Input data =
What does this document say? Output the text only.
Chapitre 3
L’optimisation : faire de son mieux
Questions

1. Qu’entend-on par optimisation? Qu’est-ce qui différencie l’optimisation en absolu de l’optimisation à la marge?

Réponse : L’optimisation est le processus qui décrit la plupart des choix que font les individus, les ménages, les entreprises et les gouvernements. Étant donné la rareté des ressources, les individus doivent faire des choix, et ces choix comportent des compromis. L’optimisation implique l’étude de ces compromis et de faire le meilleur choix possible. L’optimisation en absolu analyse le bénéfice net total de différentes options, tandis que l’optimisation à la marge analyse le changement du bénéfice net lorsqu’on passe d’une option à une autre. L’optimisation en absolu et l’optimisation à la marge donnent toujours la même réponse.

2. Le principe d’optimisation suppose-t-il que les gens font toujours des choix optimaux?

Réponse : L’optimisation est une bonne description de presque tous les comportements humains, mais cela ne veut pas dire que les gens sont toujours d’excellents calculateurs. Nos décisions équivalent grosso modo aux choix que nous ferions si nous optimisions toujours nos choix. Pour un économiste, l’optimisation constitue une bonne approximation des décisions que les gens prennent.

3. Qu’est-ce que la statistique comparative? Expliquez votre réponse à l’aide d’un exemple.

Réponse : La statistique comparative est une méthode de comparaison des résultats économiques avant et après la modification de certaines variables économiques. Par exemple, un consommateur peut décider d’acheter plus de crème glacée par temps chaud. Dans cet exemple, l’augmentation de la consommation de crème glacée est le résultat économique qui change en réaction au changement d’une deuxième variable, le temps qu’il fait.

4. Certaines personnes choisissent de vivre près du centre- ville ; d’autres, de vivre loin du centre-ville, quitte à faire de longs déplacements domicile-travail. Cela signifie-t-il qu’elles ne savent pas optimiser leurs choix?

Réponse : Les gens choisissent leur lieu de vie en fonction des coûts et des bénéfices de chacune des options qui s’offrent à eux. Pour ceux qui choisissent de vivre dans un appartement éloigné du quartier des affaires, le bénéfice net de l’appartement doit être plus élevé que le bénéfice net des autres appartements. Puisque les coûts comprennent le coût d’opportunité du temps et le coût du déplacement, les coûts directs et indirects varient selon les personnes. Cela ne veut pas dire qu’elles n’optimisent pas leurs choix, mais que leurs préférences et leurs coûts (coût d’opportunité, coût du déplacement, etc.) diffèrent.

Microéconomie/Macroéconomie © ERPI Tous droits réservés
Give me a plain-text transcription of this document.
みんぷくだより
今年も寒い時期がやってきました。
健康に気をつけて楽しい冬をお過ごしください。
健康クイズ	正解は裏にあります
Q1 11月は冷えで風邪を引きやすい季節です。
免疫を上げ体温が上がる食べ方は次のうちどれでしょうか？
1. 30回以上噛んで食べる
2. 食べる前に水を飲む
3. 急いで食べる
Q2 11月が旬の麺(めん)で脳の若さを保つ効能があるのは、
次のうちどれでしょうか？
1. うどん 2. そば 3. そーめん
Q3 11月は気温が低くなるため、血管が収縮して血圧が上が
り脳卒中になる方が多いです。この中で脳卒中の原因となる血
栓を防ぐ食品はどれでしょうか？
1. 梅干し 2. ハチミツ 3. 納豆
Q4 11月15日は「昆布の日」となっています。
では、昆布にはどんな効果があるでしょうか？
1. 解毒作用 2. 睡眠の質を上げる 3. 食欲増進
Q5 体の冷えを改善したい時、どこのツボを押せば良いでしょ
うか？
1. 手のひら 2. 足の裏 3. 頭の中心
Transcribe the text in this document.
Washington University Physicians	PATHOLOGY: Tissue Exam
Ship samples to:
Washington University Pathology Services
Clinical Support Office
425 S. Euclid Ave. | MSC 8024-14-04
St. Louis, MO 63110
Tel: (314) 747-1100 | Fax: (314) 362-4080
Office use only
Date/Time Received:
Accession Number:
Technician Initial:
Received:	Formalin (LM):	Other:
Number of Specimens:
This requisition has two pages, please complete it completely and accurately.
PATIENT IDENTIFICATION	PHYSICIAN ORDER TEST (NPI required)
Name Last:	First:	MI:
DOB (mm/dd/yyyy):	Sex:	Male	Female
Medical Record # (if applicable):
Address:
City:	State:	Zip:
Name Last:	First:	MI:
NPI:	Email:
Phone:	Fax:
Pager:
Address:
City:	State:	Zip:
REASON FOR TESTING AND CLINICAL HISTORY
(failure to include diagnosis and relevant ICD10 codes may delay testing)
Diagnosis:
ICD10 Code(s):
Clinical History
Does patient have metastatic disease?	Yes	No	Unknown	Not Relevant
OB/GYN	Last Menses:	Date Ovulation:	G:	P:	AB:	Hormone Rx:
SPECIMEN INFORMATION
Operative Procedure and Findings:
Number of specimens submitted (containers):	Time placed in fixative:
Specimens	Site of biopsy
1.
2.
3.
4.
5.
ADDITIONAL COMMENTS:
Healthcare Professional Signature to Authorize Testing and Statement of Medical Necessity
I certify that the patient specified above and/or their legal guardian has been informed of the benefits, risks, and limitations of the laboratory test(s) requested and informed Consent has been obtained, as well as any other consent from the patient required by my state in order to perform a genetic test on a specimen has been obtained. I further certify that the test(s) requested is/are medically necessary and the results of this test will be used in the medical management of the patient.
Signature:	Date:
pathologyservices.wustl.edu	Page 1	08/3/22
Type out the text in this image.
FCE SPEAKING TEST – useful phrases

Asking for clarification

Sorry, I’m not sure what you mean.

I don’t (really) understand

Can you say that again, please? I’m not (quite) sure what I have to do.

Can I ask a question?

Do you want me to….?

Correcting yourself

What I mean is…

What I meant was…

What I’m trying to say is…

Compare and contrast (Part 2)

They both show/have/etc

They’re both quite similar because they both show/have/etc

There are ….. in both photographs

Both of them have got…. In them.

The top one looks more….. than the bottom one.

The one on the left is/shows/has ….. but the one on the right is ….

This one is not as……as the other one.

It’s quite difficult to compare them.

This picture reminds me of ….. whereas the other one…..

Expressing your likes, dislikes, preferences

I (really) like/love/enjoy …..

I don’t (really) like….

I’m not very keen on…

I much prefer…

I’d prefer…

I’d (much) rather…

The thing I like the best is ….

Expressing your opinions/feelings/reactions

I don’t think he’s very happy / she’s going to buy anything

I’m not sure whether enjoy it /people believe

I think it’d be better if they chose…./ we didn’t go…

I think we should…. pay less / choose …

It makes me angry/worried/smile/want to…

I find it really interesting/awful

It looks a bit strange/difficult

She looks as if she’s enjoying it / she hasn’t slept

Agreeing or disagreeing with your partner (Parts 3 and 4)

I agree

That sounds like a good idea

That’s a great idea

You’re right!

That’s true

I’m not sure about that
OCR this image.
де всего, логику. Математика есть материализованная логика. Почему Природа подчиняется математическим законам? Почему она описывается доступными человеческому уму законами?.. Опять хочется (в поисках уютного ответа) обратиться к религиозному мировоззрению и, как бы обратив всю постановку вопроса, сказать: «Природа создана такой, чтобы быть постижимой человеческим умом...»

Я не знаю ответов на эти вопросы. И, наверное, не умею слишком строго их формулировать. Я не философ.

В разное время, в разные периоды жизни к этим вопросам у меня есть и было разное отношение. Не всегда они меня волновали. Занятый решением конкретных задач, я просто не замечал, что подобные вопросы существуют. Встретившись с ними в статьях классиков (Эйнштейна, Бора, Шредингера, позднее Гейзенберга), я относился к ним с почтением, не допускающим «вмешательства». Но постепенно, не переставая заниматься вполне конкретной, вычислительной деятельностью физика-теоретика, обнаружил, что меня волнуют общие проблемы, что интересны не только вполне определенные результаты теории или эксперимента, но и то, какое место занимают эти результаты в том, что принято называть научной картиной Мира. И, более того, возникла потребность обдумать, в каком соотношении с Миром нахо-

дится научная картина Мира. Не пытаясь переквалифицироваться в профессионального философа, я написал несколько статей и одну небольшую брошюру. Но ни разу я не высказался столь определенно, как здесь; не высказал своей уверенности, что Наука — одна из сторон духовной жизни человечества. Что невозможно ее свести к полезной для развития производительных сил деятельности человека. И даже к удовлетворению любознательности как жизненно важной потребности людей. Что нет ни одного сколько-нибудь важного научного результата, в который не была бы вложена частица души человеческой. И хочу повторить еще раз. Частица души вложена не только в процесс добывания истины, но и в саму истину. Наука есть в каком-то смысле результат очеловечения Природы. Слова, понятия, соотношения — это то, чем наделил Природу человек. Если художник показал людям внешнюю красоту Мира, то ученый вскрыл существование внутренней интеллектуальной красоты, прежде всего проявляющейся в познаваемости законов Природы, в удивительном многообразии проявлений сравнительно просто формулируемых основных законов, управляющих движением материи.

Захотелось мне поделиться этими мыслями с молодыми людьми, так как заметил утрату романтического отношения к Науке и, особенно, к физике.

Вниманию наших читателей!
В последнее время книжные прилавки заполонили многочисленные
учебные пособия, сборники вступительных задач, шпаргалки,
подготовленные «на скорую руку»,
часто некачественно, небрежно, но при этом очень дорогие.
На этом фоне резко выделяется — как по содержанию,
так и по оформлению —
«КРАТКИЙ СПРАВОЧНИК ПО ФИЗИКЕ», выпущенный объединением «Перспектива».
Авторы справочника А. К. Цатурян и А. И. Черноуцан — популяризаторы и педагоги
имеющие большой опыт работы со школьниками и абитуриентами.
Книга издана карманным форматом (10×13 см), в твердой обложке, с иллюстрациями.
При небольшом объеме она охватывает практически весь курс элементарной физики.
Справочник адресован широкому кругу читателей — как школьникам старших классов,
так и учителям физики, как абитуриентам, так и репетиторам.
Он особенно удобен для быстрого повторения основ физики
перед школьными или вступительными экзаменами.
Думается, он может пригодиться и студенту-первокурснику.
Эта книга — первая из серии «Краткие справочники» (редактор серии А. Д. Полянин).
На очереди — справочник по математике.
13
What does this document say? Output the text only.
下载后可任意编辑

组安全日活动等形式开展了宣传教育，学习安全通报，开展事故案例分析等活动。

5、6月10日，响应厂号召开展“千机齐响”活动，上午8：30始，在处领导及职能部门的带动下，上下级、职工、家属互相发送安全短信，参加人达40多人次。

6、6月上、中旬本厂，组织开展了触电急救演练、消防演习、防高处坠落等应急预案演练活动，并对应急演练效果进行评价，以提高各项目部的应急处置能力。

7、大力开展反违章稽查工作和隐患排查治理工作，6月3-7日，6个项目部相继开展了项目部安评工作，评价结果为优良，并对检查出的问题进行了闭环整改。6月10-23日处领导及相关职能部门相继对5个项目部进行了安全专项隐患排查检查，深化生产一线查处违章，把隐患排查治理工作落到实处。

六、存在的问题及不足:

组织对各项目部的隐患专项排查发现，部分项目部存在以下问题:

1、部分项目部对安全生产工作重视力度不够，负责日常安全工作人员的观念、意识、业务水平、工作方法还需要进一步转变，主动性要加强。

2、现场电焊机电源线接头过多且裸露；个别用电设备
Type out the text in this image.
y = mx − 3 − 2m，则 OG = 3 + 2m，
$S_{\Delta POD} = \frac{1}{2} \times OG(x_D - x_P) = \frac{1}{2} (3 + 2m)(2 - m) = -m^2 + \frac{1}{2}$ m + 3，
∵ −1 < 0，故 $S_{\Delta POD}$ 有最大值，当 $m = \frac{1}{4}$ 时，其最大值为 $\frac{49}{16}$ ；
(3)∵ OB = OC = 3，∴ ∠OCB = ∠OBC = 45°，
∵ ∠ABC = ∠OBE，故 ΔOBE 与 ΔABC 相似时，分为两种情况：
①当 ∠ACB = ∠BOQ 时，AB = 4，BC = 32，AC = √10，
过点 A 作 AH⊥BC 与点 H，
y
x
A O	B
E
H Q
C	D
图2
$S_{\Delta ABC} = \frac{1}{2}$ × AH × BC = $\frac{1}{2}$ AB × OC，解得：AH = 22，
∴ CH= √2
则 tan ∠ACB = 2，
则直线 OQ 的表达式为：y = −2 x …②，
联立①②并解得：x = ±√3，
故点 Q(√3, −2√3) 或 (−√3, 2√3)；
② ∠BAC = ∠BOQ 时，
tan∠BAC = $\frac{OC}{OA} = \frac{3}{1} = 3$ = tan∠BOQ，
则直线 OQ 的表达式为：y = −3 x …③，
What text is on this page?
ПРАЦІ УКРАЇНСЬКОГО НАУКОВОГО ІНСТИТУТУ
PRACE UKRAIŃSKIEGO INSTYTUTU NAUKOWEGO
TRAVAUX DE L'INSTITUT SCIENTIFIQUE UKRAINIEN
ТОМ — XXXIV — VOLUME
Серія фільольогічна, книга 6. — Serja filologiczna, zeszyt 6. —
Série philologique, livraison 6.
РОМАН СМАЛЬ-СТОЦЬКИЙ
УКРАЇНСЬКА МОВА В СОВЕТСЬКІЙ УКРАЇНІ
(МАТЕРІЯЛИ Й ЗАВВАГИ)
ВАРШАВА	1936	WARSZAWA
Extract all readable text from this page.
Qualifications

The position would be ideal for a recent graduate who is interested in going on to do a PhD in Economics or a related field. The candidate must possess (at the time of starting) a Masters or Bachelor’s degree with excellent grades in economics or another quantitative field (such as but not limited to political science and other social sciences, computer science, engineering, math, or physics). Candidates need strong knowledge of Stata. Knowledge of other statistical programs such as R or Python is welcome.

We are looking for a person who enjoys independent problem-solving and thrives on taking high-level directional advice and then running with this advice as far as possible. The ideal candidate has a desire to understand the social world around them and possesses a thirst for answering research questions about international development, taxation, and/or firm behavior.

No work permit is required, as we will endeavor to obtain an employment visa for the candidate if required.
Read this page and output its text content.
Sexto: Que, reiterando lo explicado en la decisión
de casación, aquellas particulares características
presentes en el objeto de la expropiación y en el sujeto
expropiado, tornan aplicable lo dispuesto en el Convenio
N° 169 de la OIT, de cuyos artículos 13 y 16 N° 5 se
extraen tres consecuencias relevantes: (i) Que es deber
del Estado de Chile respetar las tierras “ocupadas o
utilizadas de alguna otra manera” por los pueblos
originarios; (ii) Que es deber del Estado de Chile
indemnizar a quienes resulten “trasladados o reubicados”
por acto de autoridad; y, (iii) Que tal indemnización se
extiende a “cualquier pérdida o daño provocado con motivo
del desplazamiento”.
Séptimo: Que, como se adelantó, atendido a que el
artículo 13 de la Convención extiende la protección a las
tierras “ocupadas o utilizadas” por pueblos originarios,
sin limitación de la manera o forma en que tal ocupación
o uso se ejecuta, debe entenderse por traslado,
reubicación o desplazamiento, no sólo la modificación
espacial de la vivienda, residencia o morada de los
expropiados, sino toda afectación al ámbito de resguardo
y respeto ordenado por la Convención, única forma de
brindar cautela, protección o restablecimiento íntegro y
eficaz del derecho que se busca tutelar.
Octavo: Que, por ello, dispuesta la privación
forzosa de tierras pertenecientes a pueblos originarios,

What to produce = Select the lines from the entries that include the word "really".

Expected answer =
I don’t (really) understand
I (really) like/love/enjoy …..
I don’t (really) like….
I find it really interesting/awful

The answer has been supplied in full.